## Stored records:

======

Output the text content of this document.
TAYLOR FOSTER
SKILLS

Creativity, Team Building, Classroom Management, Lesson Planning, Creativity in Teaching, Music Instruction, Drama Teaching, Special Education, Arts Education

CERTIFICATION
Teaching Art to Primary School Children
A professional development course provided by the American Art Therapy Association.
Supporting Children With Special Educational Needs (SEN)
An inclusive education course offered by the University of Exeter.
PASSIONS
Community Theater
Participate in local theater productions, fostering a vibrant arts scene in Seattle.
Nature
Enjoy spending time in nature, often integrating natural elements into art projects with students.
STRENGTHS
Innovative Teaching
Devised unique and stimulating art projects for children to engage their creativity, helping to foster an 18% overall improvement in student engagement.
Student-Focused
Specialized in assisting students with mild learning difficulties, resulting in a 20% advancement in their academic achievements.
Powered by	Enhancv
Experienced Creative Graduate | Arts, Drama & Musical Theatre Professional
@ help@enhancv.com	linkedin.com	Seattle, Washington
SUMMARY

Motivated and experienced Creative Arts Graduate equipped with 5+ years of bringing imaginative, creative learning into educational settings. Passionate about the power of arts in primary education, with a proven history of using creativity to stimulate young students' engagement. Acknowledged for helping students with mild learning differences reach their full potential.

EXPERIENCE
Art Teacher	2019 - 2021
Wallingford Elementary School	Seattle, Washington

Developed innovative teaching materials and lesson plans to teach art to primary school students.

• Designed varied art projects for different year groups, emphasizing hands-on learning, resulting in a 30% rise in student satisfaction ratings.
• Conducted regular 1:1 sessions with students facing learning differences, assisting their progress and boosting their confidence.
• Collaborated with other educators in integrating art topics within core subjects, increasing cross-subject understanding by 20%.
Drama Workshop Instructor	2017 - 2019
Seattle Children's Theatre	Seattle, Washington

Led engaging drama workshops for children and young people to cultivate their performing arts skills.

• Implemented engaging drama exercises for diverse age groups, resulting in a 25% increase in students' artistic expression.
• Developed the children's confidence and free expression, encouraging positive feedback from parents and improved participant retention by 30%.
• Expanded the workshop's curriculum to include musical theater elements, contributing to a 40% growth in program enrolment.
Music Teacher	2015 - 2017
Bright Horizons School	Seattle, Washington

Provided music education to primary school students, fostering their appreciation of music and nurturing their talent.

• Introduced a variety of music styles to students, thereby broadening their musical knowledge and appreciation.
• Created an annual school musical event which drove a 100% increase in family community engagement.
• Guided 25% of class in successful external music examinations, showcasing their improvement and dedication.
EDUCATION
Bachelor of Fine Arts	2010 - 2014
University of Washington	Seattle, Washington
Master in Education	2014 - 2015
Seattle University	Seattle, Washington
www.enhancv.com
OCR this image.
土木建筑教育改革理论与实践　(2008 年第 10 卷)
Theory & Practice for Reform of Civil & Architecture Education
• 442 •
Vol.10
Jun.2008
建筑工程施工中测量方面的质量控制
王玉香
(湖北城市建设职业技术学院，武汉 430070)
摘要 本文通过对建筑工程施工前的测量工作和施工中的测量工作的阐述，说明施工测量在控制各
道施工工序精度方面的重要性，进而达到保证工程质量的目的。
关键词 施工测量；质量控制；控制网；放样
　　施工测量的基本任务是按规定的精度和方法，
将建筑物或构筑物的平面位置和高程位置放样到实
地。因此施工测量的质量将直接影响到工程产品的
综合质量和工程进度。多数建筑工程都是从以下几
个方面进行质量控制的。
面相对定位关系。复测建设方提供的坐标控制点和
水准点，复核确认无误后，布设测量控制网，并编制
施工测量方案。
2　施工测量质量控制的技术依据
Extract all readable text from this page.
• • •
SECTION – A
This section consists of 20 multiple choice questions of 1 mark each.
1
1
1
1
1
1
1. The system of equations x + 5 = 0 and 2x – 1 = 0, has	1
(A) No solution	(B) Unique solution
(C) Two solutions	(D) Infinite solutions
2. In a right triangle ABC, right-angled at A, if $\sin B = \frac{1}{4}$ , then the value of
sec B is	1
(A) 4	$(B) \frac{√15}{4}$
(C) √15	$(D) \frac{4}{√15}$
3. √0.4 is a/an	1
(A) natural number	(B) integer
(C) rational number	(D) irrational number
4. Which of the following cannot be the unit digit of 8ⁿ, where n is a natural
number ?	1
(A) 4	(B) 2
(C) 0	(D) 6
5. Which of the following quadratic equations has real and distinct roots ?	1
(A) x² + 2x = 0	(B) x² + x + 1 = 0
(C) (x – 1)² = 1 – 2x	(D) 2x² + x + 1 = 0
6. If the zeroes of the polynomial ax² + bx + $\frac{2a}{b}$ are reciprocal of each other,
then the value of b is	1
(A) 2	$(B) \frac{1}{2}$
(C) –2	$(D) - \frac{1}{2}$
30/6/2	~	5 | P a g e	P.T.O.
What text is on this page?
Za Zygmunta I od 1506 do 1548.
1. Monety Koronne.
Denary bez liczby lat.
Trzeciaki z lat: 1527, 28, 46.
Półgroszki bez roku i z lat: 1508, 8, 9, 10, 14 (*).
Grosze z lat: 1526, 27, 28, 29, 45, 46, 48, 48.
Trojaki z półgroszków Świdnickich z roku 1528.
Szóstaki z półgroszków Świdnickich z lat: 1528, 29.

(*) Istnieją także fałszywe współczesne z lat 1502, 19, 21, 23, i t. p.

======

Give back all the records exactly as they stand.

## ANSWER:
Output the text content of this document.
TAYLOR FOSTER
SKILLS

Creativity, Team Building, Classroom Management, Lesson Planning, Creativity in Teaching, Music Instruction, Drama Teaching, Special Education, Arts Education

CERTIFICATION
Teaching Art to Primary School Children
A professional development course provided by the American Art Therapy Association.
Supporting Children With Special Educational Needs (SEN)
An inclusive education course offered by the University of Exeter.
PASSIONS
Community Theater
Participate in local theater productions, fostering a vibrant arts scene in Seattle.
Nature
Enjoy spending time in nature, often integrating natural elements into art projects with students.
STRENGTHS
Innovative Teaching
Devised unique and stimulating art projects for children to engage their creativity, helping to foster an 18% overall improvement in student engagement.
Student-Focused
Specialized in assisting students with mild learning difficulties, resulting in a 20% advancement in their academic achievements.
Powered by	Enhancv
Experienced Creative Graduate | Arts, Drama & Musical Theatre Professional
@ help@enhancv.com	linkedin.com	Seattle, Washington
SUMMARY

Motivated and experienced Creative Arts Graduate equipped with 5+ years of bringing imaginative, creative learning into educational settings. Passionate about the power of arts in primary education, with a proven history of using creativity to stimulate young students' engagement. Acknowledged for helping students with mild learning differences reach their full potential.

EXPERIENCE
Art Teacher	2019 - 2021
Wallingford Elementary School	Seattle, Washington

Developed innovative teaching materials and lesson plans to teach art to primary school students.

• Designed varied art projects for different year groups, emphasizing hands-on learning, resulting in a 30% rise in student satisfaction ratings.
• Conducted regular 1:1 sessions with students facing learning differences, assisting their progress and boosting their confidence.
• Collaborated with other educators in integrating art topics within core subjects, increasing cross-subject understanding by 20%.
Drama Workshop Instructor	2017 - 2019
Seattle Children's Theatre	Seattle, Washington

Led engaging drama workshops for children and young people to cultivate their performing arts skills.

• Implemented engaging drama exercises for diverse age groups, resulting in a 25% increase in students' artistic expression.
• Developed the children's confidence and free expression, encouraging positive feedback from parents and improved participant retention by 30%.
• Expanded the workshop's curriculum to include musical theater elements, contributing to a 40% growth in program enrolment.
Music Teacher	2015 - 2017
Bright Horizons School	Seattle, Washington

Provided music education to primary school students, fostering their appreciation of music and nurturing their talent.

• Introduced a variety of music styles to students, thereby broadening their musical knowledge and appreciation.
• Created an annual school musical event which drove a 100% increase in family community engagement.
• Guided 25% of class in successful external music examinations, showcasing their improvement and dedication.
EDUCATION
Bachelor of Fine Arts	2010 - 2014
University of Washington	Seattle, Washington
Master in Education	2014 - 2015
Seattle University	Seattle, Washington
www.enhancv.com
OCR this image.
土木建筑教育改革理论与实践　(2008 年第 10 卷)
Theory & Practice for Reform of Civil & Architecture Education
• 442 •
Vol.10
Jun.2008
建筑工程施工中测量方面的质量控制
王玉香
(湖北城市建设职业技术学院，武汉 430070)
摘要 本文通过对建筑工程施工前的测量工作和施工中的测量工作的阐述，说明施工测量在控制各
道施工工序精度方面的重要性，进而达到保证工程质量的目的。
关键词 施工测量；质量控制；控制网；放样
　　施工测量的基本任务是按规定的精度和方法，
将建筑物或构筑物的平面位置和高程位置放样到实
地。因此施工测量的质量将直接影响到工程产品的
综合质量和工程进度。多数建筑工程都是从以下几
个方面进行质量控制的。
面相对定位关系。复测建设方提供的坐标控制点和
水准点，复核确认无误后，布设测量控制网，并编制
施工测量方案。
2　施工测量质量控制的技术依据
Extract all readable text from this page.
• • •
SECTION – A
This section consists of 20 multiple choice questions of 1 mark each.
1
1
1
1
1
1
1. The system of equations x + 5 = 0 and 2x – 1 = 0, has	1
(A) No solution	(B) Unique solution
(C) Two solutions	(D) Infinite solutions
2. In a right triangle ABC, right-angled at A, if $\sin B = \frac{1}{4}$ , then the value of
sec B is	1
(A) 4	$(B) \frac{√15}{4}$
(C) √15	$(D) \frac{4}{√15}$
3. √0.4 is a/an	1
(A) natural number	(B) integer
(C) rational number	(D) irrational number
4. Which of the following cannot be the unit digit of 8ⁿ, where n is a natural
number ?	1
(A) 4	(B) 2
(C) 0	(D) 6
5. Which of the following quadratic equations has real and distinct roots ?	1
(A) x² + 2x = 0	(B) x² + x + 1 = 0
(C) (x – 1)² = 1 – 2x	(D) 2x² + x + 1 = 0
6. If the zeroes of the polynomial ax² + bx + $\frac{2a}{b}$ are reciprocal of each other,
then the value of b is	1
(A) 2	$(B) \frac{1}{2}$
(C) –2	$(D) - \frac{1}{2}$
30/6/2	~	5 | P a g e	P.T.O.
What text is on this page?
Za Zygmunta I od 1506 do 1548.
1. Monety Koronne.
Denary bez liczby lat.
Trzeciaki z lat: 1527, 28, 46.
Półgroszki bez roku i z lat: 1508, 8, 9, 10, 14 (*).
Grosze z lat: 1526, 27, 28, 29, 45, 46, 48, 48.
Trojaki z półgroszków Świdnickich z roku 1528.
Szóstaki z półgroszków Świdnickich z lat: 1528, 29.

(*) Istnieją także fałszywe współczesne z lat 1502, 19, 21, 23, i t. p.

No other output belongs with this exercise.